── DATA SHOWN

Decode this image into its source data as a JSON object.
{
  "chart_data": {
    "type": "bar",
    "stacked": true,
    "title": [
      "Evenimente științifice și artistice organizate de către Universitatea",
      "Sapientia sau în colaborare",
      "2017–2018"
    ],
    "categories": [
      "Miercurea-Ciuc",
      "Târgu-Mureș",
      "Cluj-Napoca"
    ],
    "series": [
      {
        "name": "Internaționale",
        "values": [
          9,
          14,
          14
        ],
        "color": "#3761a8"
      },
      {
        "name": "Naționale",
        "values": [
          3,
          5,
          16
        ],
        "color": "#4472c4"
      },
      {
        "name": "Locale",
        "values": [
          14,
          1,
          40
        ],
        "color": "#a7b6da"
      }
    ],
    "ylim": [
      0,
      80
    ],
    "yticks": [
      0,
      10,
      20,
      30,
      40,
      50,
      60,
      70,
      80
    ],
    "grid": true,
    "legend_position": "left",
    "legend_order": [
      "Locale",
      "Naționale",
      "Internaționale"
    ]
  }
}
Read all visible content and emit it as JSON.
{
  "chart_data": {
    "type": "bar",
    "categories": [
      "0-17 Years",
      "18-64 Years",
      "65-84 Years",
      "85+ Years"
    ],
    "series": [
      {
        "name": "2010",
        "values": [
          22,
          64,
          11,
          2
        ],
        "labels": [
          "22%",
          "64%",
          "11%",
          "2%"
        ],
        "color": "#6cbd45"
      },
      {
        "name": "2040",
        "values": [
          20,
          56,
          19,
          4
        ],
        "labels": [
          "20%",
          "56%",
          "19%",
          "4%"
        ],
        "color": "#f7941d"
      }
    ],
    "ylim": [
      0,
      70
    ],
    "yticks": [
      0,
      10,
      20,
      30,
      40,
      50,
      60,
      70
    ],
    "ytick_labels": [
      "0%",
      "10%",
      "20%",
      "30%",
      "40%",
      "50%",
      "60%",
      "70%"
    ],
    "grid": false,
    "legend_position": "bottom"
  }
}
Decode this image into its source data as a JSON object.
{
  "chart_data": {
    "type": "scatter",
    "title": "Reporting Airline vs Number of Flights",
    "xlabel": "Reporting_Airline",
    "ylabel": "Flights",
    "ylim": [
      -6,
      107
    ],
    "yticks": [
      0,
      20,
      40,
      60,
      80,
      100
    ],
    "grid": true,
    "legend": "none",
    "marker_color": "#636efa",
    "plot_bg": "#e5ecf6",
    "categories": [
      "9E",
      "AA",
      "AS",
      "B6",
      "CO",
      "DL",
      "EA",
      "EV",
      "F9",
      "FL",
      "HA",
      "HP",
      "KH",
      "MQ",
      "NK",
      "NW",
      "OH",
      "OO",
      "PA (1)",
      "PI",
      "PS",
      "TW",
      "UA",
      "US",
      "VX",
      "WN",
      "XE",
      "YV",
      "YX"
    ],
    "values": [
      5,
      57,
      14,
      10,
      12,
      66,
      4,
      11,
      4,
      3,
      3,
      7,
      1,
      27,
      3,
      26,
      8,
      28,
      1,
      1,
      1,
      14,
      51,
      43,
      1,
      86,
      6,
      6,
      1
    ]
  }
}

────

* [TASK INSTRUCTIONS]: From the listing above, report the number of lines containing the string "Flights", without any accompanying remarks.

* [SOLUTION BELOW]: 2